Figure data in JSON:
## BEGIN

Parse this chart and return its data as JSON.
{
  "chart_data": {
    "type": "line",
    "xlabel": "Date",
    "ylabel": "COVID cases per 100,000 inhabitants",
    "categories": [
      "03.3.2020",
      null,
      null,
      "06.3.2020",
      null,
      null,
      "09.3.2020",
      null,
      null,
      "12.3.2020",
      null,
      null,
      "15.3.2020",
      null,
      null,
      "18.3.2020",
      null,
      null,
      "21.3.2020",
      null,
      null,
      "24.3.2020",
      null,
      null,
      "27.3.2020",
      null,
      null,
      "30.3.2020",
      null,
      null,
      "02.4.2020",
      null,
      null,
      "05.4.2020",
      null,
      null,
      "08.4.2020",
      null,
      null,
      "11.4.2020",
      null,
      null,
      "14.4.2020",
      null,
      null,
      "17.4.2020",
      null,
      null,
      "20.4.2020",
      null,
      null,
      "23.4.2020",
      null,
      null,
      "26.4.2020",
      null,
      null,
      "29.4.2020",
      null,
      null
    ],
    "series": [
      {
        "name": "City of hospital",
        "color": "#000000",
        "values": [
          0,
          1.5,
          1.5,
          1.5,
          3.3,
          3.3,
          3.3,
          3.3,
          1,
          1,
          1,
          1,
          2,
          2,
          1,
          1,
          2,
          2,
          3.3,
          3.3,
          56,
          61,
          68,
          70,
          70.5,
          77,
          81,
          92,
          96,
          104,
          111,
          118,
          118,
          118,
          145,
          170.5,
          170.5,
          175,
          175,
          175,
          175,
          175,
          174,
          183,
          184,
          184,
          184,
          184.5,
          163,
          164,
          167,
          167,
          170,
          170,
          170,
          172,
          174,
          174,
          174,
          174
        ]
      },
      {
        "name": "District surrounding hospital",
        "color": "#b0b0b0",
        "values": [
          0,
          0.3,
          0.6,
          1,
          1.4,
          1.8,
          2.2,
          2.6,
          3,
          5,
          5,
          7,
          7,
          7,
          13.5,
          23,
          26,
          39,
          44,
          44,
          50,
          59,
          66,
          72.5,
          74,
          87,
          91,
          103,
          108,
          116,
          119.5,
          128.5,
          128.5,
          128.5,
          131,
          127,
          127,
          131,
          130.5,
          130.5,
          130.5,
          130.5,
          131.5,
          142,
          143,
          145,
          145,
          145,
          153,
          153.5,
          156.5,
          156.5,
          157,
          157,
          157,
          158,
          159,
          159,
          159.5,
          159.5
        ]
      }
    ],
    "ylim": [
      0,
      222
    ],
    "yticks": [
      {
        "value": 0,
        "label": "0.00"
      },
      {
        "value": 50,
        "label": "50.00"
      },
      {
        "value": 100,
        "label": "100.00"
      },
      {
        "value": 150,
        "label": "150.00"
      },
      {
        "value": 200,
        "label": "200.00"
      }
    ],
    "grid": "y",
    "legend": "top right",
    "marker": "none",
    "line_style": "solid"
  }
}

## END

=== Set task ===
From the records above, copy every line that holds the word "hospital".

=== Task answer ===
        "name": "City of hospital",
        "name": "District surrounding hospital",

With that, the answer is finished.